STORED DATA >>
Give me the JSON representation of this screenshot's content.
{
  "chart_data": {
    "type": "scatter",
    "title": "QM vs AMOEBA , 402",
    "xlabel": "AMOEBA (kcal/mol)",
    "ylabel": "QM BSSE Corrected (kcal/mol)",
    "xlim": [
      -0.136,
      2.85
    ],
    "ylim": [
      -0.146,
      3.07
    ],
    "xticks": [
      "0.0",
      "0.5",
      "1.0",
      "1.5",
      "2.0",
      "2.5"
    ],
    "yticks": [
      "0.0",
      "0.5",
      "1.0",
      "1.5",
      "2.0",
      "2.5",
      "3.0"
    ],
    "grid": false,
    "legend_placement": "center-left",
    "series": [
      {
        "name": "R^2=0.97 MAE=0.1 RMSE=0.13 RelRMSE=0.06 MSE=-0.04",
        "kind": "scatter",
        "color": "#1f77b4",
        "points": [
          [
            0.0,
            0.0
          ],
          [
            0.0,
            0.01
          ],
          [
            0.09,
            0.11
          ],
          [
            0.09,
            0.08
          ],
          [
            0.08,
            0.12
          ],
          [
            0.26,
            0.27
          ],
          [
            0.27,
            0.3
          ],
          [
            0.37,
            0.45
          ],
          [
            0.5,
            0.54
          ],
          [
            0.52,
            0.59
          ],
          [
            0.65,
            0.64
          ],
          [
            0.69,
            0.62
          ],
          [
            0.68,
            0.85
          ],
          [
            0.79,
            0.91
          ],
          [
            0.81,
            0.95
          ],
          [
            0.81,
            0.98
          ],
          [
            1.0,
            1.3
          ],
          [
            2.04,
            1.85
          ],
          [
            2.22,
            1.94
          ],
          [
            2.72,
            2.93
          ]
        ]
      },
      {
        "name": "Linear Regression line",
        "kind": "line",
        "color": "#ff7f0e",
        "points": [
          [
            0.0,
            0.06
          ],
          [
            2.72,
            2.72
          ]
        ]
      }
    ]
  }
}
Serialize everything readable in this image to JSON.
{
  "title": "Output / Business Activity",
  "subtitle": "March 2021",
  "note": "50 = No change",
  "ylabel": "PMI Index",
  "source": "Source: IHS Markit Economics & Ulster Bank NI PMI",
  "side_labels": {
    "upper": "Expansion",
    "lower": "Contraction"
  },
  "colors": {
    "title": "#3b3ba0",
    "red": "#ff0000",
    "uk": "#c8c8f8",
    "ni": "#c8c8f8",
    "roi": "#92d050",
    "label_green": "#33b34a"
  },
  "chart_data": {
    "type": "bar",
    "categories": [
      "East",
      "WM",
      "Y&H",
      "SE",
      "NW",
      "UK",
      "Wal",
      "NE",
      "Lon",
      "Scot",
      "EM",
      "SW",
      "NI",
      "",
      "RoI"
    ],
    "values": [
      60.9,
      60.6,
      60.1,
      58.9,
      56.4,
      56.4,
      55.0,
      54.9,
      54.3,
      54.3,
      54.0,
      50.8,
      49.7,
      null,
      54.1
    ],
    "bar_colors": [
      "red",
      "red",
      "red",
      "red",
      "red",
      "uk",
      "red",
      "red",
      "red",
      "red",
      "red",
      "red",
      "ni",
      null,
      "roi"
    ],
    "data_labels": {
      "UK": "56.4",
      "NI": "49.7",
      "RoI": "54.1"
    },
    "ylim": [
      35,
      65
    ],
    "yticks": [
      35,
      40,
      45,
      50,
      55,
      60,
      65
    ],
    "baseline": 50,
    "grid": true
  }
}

WHAT YOU NEED TO DO >>
Tally up the lines of the listing containing the word "kcal". Give only the total.

SOLVED PROBLEM >>
2